● **Aim**:
Scan the entries and tally the lines that include the string "Spectrum". Reply with the figure alone.

● **Records for the exercise**:
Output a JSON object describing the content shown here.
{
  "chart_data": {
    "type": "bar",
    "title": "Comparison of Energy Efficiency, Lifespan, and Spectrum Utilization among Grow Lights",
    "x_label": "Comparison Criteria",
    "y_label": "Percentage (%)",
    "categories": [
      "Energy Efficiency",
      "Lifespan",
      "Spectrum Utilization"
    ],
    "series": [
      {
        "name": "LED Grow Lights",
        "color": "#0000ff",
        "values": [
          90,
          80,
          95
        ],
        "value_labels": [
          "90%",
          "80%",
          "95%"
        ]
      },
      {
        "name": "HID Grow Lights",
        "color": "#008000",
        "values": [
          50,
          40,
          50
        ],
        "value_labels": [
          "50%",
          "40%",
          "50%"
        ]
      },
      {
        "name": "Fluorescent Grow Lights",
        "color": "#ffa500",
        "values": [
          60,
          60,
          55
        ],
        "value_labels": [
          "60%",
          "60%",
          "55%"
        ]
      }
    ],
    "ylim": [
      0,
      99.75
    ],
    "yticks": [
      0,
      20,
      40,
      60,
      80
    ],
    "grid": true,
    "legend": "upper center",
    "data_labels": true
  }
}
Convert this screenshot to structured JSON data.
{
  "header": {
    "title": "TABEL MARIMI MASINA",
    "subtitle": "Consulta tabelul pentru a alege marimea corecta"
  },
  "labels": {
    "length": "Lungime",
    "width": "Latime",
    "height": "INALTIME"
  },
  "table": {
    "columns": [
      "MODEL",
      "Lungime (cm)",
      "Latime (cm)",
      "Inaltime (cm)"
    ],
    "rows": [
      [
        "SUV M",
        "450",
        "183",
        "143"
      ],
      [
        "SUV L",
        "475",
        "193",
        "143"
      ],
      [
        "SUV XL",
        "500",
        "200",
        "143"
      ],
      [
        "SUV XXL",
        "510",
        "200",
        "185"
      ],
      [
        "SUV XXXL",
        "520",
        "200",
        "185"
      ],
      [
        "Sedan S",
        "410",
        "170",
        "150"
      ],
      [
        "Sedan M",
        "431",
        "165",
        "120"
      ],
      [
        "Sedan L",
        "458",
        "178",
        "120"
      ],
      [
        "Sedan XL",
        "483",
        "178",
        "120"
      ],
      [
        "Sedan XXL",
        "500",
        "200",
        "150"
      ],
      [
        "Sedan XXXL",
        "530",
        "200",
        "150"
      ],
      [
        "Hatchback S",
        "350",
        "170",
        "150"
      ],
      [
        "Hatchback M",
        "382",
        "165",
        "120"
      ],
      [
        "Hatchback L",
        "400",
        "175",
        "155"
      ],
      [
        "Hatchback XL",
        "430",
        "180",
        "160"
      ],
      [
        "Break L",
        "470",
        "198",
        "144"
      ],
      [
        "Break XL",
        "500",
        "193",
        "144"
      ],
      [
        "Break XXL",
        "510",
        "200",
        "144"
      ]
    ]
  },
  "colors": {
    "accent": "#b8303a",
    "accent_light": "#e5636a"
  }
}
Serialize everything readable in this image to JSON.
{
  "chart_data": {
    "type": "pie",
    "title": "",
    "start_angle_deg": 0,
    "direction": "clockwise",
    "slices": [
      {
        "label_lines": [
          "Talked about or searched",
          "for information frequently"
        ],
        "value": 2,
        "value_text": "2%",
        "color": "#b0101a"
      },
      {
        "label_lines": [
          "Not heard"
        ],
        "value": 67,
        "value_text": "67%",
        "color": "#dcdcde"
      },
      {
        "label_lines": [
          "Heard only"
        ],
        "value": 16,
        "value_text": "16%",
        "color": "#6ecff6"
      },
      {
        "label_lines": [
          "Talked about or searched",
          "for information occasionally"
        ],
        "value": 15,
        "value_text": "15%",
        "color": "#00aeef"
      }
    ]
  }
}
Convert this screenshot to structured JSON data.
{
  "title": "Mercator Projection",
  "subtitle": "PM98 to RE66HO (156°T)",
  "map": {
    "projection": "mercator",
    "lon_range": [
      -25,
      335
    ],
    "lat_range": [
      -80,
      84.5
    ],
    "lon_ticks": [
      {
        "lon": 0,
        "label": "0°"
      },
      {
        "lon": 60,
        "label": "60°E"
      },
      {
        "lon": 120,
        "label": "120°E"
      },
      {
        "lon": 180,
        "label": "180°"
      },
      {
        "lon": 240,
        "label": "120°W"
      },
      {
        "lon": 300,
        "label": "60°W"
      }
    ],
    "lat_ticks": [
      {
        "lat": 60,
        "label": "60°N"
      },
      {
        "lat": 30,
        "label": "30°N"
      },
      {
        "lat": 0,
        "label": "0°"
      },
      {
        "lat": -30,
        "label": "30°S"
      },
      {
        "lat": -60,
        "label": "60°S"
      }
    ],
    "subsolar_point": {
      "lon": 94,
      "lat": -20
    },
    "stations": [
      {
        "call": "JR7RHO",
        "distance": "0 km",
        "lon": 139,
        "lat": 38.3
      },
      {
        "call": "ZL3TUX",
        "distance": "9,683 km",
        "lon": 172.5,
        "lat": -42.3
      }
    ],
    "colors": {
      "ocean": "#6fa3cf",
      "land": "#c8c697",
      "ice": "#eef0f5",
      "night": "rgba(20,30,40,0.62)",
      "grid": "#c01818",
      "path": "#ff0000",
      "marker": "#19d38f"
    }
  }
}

● **Result of this task**:
2